─── Records to use

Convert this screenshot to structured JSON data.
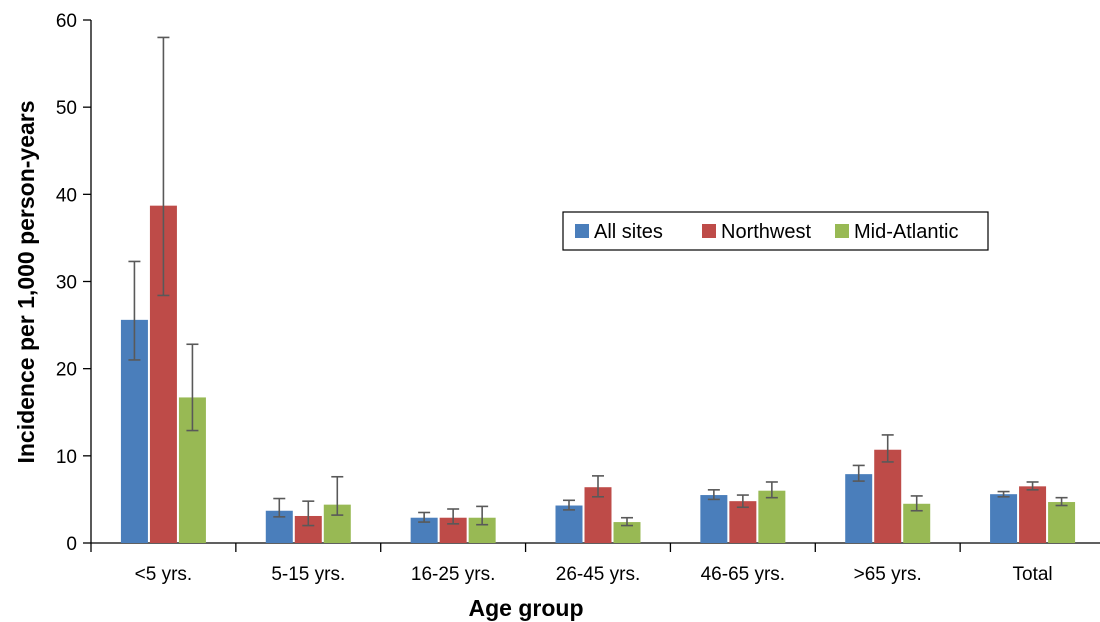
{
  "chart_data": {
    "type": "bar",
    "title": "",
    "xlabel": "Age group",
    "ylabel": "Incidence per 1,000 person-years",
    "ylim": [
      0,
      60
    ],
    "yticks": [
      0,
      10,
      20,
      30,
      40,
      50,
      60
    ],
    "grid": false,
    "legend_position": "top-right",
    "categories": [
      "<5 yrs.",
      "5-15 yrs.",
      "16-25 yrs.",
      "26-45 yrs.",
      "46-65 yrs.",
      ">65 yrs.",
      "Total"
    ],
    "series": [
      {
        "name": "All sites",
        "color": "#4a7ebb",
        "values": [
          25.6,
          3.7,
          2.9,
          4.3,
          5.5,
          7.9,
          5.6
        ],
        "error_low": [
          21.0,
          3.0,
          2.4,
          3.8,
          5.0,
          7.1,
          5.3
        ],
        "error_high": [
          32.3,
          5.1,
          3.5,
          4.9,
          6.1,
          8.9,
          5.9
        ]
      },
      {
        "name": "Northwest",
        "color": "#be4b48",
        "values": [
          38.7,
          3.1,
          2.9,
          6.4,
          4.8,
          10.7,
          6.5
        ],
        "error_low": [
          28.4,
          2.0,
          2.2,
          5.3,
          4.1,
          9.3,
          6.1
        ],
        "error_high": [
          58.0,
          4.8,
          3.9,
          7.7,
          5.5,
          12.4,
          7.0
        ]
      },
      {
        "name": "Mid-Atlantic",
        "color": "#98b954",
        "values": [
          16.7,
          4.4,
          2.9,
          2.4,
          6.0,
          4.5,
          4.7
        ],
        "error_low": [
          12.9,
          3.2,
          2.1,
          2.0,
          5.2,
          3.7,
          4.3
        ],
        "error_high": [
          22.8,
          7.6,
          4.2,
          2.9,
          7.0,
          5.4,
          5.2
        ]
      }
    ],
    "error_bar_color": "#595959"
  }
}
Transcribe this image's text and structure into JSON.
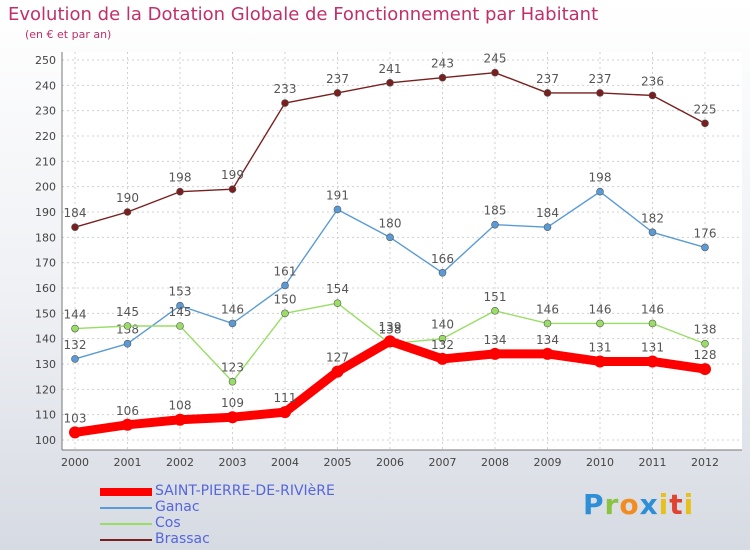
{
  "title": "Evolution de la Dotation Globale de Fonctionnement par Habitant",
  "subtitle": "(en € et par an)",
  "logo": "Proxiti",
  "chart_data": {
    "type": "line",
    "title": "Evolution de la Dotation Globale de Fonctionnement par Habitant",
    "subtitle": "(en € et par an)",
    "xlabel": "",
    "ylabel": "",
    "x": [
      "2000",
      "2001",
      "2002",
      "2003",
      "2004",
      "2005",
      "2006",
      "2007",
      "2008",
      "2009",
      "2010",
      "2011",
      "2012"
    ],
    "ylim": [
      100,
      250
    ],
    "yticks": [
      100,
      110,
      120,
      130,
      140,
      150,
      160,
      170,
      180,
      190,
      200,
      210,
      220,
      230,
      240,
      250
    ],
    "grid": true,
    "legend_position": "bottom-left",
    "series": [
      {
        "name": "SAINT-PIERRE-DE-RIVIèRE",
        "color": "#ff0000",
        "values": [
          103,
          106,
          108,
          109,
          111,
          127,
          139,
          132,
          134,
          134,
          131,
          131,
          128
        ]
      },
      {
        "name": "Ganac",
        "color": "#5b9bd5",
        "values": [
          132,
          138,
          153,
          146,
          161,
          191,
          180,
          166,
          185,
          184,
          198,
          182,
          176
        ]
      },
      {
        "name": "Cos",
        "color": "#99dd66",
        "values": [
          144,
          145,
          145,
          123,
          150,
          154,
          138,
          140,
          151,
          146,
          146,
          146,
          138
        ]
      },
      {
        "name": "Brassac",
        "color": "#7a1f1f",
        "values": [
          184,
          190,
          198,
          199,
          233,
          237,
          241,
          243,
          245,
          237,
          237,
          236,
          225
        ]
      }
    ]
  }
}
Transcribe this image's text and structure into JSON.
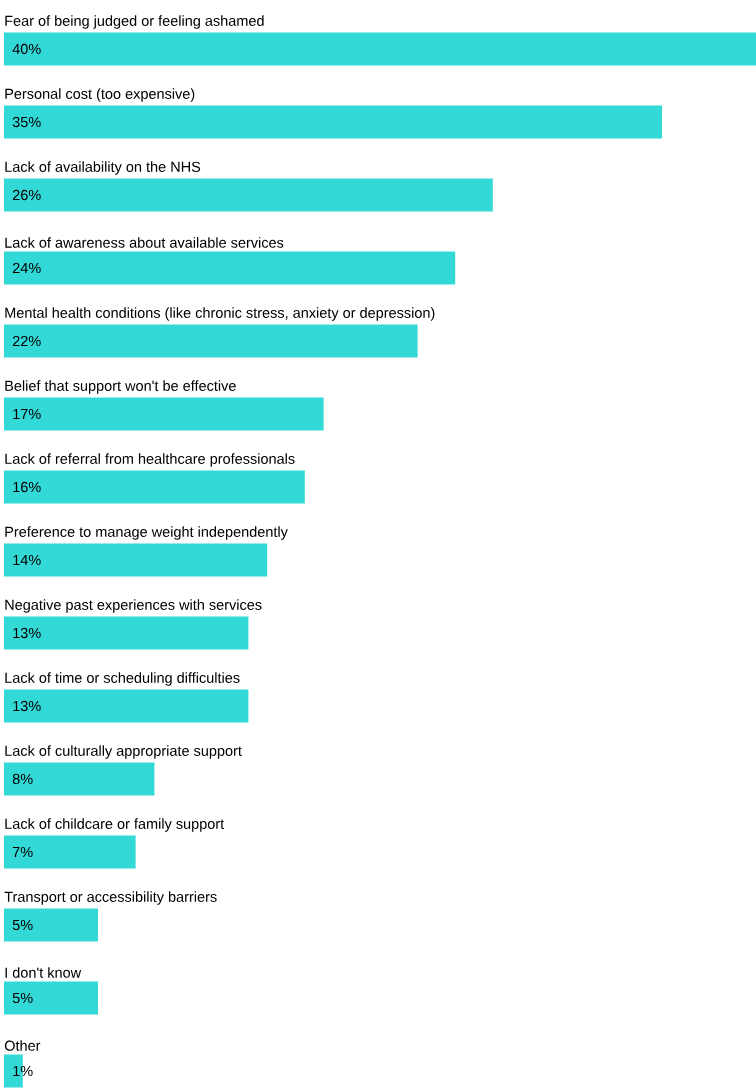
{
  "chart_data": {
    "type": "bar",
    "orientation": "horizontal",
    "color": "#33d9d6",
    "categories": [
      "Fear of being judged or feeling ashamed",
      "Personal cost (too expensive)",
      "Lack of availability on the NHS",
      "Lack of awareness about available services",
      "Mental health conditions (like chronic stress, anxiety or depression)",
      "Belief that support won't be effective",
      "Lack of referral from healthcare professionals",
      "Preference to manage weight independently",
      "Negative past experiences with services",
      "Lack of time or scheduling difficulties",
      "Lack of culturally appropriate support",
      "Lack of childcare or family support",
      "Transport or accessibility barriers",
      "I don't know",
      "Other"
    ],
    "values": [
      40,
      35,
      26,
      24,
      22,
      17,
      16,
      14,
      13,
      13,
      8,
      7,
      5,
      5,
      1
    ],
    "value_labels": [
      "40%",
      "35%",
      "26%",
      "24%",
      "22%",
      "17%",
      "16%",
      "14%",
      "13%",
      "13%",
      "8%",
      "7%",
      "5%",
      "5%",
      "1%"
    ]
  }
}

──────

Task: Find the string "Habitant" in the listing and return every line that holds it.

Reply:
  "title": "Evolution de la Dotation Globale de Fonctionnement par Habitant",
    "title": "Evolution de la Dotation Globale de Fonctionnement par Habitant",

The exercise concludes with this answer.